● PROBLEM DESCRIPTION
Copy every line, leaving nothing out and adding nothing.
╭─ RECORDS TO USE
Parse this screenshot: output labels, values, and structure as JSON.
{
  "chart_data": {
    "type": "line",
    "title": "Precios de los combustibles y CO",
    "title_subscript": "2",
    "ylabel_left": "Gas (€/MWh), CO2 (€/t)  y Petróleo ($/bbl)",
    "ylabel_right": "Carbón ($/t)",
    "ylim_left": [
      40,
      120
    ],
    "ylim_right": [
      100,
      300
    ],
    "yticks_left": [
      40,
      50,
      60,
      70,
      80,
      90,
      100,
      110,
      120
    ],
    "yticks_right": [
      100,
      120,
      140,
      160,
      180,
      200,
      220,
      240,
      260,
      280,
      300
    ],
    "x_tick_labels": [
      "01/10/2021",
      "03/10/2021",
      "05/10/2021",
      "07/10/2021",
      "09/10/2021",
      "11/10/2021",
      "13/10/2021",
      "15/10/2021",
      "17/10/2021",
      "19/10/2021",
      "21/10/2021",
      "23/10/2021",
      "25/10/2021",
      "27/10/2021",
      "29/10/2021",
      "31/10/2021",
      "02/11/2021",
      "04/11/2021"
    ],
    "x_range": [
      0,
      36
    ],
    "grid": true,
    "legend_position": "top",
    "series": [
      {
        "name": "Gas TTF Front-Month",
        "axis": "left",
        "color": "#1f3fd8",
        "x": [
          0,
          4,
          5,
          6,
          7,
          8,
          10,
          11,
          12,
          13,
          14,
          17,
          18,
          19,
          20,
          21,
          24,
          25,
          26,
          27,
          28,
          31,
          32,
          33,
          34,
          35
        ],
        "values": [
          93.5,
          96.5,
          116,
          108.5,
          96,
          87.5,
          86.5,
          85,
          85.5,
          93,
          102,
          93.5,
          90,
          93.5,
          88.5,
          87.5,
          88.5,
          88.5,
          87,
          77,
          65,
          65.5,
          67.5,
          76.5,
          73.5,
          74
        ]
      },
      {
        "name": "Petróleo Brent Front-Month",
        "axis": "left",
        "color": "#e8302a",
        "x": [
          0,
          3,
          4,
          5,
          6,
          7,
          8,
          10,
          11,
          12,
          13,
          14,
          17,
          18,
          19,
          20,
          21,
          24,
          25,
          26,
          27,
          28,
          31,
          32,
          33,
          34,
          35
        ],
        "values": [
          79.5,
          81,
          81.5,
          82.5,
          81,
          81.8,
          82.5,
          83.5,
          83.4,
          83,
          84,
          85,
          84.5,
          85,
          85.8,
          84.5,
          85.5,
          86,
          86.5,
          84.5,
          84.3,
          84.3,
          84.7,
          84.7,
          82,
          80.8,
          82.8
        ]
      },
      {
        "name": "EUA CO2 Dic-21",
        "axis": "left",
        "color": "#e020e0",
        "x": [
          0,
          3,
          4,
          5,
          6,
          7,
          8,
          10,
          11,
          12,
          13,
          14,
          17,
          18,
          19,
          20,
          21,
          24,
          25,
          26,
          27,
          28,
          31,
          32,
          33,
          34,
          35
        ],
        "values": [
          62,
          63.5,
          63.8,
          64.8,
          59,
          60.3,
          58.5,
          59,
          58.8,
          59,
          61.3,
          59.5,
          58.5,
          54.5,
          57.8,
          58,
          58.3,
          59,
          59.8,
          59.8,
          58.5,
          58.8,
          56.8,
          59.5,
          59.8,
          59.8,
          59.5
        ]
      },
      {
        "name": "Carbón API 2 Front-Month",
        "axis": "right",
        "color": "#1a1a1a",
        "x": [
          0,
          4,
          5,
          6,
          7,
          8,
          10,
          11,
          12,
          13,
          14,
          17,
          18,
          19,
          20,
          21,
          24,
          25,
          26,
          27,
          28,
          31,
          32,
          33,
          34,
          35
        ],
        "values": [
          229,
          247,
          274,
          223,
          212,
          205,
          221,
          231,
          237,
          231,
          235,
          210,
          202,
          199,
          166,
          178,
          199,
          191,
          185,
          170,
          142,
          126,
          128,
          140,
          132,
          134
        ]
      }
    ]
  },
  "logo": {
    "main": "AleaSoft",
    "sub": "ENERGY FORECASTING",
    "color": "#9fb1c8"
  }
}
╰─
● TASK OUTPUT
Parse this screenshot: output labels, values, and structure as JSON.
{
  "chart_data": {
    "type": "line",
    "title": "Precios de los combustibles y CO",
    "title_subscript": "2",
    "ylabel_left": "Gas (€/MWh), CO2 (€/t)  y Petróleo ($/bbl)",
    "ylabel_right": "Carbón ($/t)",
    "ylim_left": [
      40,
      120
    ],
    "ylim_right": [
      100,
      300
    ],
    "yticks_left": [
      40,
      50,
      60,
      70,
      80,
      90,
      100,
      110,
      120
    ],
    "yticks_right": [
      100,
      120,
      140,
      160,
      180,
      200,
      220,
      240,
      260,
      280,
      300
    ],
    "x_tick_labels": [
      "01/10/2021",
      "03/10/2021",
      "05/10/2021",
      "07/10/2021",
      "09/10/2021",
      "11/10/2021",
      "13/10/2021",
      "15/10/2021",
      "17/10/2021",
      "19/10/2021",
      "21/10/2021",
      "23/10/2021",
      "25/10/2021",
      "27/10/2021",
      "29/10/2021",
      "31/10/2021",
      "02/11/2021",
      "04/11/2021"
    ],
    "x_range": [
      0,
      36
    ],
    "grid": true,
    "legend_position": "top",
    "series": [
      {
        "name": "Gas TTF Front-Month",
        "axis": "left",
        "color": "#1f3fd8",
        "x": [
          0,
          4,
          5,
          6,
          7,
          8,
          10,
          11,
          12,
          13,
          14,
          17,
          18,
          19,
          20,
          21,
          24,
          25,
          26,
          27,
          28,
          31,
          32,
          33,
          34,
          35
        ],
        "values": [
          93.5,
          96.5,
          116,
          108.5,
          96,
          87.5,
          86.5,
          85,
          85.5,
          93,
          102,
          93.5,
          90,
          93.5,
          88.5,
          87.5,
          88.5,
          88.5,
          87,
          77,
          65,
          65.5,
          67.5,
          76.5,
          73.5,
          74
        ]
      },
      {
        "name": "Petróleo Brent Front-Month",
        "axis": "left",
        "color": "#e8302a",
        "x": [
          0,
          3,
          4,
          5,
          6,
          7,
          8,
          10,
          11,
          12,
          13,
          14,
          17,
          18,
          19,
          20,
          21,
          24,
          25,
          26,
          27,
          28,
          31,
          32,
          33,
          34,
          35
        ],
        "values": [
          79.5,
          81,
          81.5,
          82.5,
          81,
          81.8,
          82.5,
          83.5,
          83.4,
          83,
          84,
          85,
          84.5,
          85,
          85.8,
          84.5,
          85.5,
          86,
          86.5,
          84.5,
          84.3,
          84.3,
          84.7,
          84.7,
          82,
          80.8,
          82.8
        ]
      },
      {
        "name": "EUA CO2 Dic-21",
        "axis": "left",
        "color": "#e020e0",
        "x": [
          0,
          3,
          4,
          5,
          6,
          7,
          8,
          10,
          11,
          12,
          13,
          14,
          17,
          18,
          19,
          20,
          21,
          24,
          25,
          26,
          27,
          28,
          31,
          32,
          33,
          34,
          35
        ],
        "values": [
          62,
          63.5,
          63.8,
          64.8,
          59,
          60.3,
          58.5,
          59,
          58.8,
          59,
          61.3,
          59.5,
          58.5,
          54.5,
          57.8,
          58,
          58.3,
          59,
          59.8,
          59.8,
          58.5,
          58.8,
          56.8,
          59.5,
          59.8,
          59.8,
          59.5
        ]
      },
      {
        "name": "Carbón API 2 Front-Month",
        "axis": "right",
        "color": "#1a1a1a",
        "x": [
          0,
          4,
          5,
          6,
          7,
          8,
          10,
          11,
          12,
          13,
          14,
          17,
          18,
          19,
          20,
          21,
          24,
          25,
          26,
          27,
          28,
          31,
          32,
          33,
          34,
          35
        ],
        "values": [
          229,
          247,
          274,
          223,
          212,
          205,
          221,
          231,
          237,
          231,
          235,
          210,
          202,
          199,
          166,
          178,
          199,
          191,
          185,
          170,
          142,
          126,
          128,
          140,
          132,
          134
        ]
      }
    ]
  },
  "logo": {
    "main": "AleaSoft",
    "sub": "ENERGY FORECASTING",
    "color": "#9fb1c8"
  }
}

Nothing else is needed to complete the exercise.